DATA PROVIDED -
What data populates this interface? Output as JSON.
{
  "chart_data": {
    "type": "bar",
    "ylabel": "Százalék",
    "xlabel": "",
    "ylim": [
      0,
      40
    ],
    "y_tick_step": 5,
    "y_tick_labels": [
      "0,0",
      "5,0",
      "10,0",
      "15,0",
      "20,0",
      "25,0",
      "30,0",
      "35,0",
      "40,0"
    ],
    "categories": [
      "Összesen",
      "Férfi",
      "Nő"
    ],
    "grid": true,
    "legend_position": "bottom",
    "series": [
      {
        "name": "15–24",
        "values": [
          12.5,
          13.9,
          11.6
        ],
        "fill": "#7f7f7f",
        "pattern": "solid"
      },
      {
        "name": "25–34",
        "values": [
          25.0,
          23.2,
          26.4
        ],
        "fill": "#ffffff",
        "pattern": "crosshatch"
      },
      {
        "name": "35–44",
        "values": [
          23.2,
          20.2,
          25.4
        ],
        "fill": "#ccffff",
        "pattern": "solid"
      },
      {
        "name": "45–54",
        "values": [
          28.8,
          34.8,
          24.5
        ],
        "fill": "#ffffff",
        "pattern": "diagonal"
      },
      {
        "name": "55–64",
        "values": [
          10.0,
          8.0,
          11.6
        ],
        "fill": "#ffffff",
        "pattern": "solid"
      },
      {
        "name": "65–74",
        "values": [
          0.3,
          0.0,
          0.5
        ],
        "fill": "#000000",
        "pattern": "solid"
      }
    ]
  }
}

EXERCISE DESCRIPTION - Please output every record, keeping each line exact.

EXERCISE SOLUTION -
What data populates this interface? Output as JSON.
{
  "chart_data": {
    "type": "bar",
    "ylabel": "Százalék",
    "xlabel": "",
    "ylim": [
      0,
      40
    ],
    "y_tick_step": 5,
    "y_tick_labels": [
      "0,0",
      "5,0",
      "10,0",
      "15,0",
      "20,0",
      "25,0",
      "30,0",
      "35,0",
      "40,0"
    ],
    "categories": [
      "Összesen",
      "Férfi",
      "Nő"
    ],
    "grid": true,
    "legend_position": "bottom",
    "series": [
      {
        "name": "15–24",
        "values": [
          12.5,
          13.9,
          11.6
        ],
        "fill": "#7f7f7f",
        "pattern": "solid"
      },
      {
        "name": "25–34",
        "values": [
          25.0,
          23.2,
          26.4
        ],
        "fill": "#ffffff",
        "pattern": "crosshatch"
      },
      {
        "name": "35–44",
        "values": [
          23.2,
          20.2,
          25.4
        ],
        "fill": "#ccffff",
        "pattern": "solid"
      },
      {
        "name": "45–54",
        "values": [
          28.8,
          34.8,
          24.5
        ],
        "fill": "#ffffff",
        "pattern": "diagonal"
      },
      {
        "name": "55–64",
        "values": [
          10.0,
          8.0,
          11.6
        ],
        "fill": "#ffffff",
        "pattern": "solid"
      },
      {
        "name": "65–74",
        "values": [
          0.3,
          0.0,
          0.5
        ],
        "fill": "#000000",
        "pattern": "solid"
      }
    ]
  }
}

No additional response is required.